> **Work required**: Output the records exactly. Include every line.

> **Entries supplied**:
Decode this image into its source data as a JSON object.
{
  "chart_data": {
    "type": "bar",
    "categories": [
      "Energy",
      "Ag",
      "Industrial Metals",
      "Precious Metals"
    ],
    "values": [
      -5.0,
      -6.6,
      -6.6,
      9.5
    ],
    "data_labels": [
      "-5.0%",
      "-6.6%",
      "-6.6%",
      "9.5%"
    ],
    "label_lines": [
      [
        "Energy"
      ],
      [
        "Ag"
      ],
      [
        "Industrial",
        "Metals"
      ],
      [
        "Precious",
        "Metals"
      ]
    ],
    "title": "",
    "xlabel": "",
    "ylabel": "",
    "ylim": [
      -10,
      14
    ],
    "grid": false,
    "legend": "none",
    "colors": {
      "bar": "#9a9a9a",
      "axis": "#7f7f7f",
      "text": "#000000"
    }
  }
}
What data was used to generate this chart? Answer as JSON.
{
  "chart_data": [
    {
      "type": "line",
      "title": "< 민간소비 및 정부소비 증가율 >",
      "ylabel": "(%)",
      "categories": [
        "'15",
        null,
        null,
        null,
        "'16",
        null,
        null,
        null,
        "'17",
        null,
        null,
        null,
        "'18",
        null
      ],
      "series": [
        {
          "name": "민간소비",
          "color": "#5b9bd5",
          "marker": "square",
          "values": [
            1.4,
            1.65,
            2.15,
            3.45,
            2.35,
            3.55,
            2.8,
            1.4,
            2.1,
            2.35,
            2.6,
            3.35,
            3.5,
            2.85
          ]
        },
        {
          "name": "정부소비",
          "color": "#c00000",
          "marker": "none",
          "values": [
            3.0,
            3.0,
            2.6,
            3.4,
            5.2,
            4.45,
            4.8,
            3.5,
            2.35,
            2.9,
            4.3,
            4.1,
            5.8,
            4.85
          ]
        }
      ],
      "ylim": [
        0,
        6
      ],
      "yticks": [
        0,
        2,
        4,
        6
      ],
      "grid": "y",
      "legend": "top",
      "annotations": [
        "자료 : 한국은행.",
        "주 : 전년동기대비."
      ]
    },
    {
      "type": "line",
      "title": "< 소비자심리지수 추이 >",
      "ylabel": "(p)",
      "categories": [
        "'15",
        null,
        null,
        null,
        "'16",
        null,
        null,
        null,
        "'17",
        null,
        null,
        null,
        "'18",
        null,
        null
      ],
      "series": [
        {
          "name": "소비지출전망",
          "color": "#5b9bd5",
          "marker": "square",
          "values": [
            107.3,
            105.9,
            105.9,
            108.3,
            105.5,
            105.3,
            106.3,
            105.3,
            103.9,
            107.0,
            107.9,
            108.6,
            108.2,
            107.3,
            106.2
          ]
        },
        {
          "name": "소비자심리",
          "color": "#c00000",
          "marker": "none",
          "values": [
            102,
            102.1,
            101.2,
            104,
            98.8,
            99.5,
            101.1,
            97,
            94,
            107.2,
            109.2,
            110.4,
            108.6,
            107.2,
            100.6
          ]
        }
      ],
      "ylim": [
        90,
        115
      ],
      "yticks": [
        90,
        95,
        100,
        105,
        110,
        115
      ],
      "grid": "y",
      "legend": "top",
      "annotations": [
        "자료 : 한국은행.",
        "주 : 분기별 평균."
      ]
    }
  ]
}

> **Final result**:
Decode this image into its source data as a JSON object.
{
  "chart_data": {
    "type": "bar",
    "categories": [
      "Energy",
      "Ag",
      "Industrial Metals",
      "Precious Metals"
    ],
    "values": [
      -5.0,
      -6.6,
      -6.6,
      9.5
    ],
    "data_labels": [
      "-5.0%",
      "-6.6%",
      "-6.6%",
      "9.5%"
    ],
    "label_lines": [
      [
        "Energy"
      ],
      [
        "Ag"
      ],
      [
        "Industrial",
        "Metals"
      ],
      [
        "Precious",
        "Metals"
      ]
    ],
    "title": "",
    "xlabel": "",
    "ylabel": "",
    "ylim": [
      -10,
      14
    ],
    "grid": false,
    "legend": "none",
    "colors": {
      "bar": "#9a9a9a",
      "axis": "#7f7f7f",
      "text": "#000000"
    }
  }
}
What data was used to generate this chart? Answer as JSON.
{
  "chart_data": [
    {
      "type": "line",
      "title": "< 민간소비 및 정부소비 증가율 >",
      "ylabel": "(%)",
      "categories": [
        "'15",
        null,
        null,
        null,
        "'16",
        null,
        null,
        null,
        "'17",
        null,
        null,
        null,
        "'18",
        null
      ],
      "series": [
        {
          "name": "민간소비",
          "color": "#5b9bd5",
          "marker": "square",
          "values": [
            1.4,
            1.65,
            2.15,
            3.45,
            2.35,
            3.55,
            2.8,
            1.4,
            2.1,
            2.35,
            2.6,
            3.35,
            3.5,
            2.85
          ]
        },
        {
          "name": "정부소비",
          "color": "#c00000",
          "marker": "none",
          "values": [
            3.0,
            3.0,
            2.6,
            3.4,
            5.2,
            4.45,
            4.8,
            3.5,
            2.35,
            2.9,
            4.3,
            4.1,
            5.8,
            4.85
          ]
        }
      ],
      "ylim": [
        0,
        6
      ],
      "yticks": [
        0,
        2,
        4,
        6
      ],
      "grid": "y",
      "legend": "top",
      "annotations": [
        "자료 : 한국은행.",
        "주 : 전년동기대비."
      ]
    },
    {
      "type": "line",
      "title": "< 소비자심리지수 추이 >",
      "ylabel": "(p)",
      "categories": [
        "'15",
        null,
        null,
        null,
        "'16",
        null,
        null,
        null,
        "'17",
        null,
        null,
        null,
        "'18",
        null,
        null
      ],
      "series": [
        {
          "name": "소비지출전망",
          "color": "#5b9bd5",
          "marker": "square",
          "values": [
            107.3,
            105.9,
            105.9,
            108.3,
            105.5,
            105.3,
            106.3,
            105.3,
            103.9,
            107.0,
            107.9,
            108.6,
            108.2,
            107.3,
            106.2
          ]
        },
        {
          "name": "소비자심리",
          "color": "#c00000",
          "marker": "none",
          "values": [
            102,
            102.1,
            101.2,
            104,
            98.8,
            99.5,
            101.1,
            97,
            94,
            107.2,
            109.2,
            110.4,
            108.6,
            107.2,
            100.6
          ]
        }
      ],
      "ylim": [
        90,
        115
      ],
      "yticks": [
        90,
        95,
        100,
        105,
        110,
        115
      ],
      "grid": "y",
      "legend": "top",
      "annotations": [
        "자료 : 한국은행.",
        "주 : 분기별 평균."
      ]
    }
  ]
}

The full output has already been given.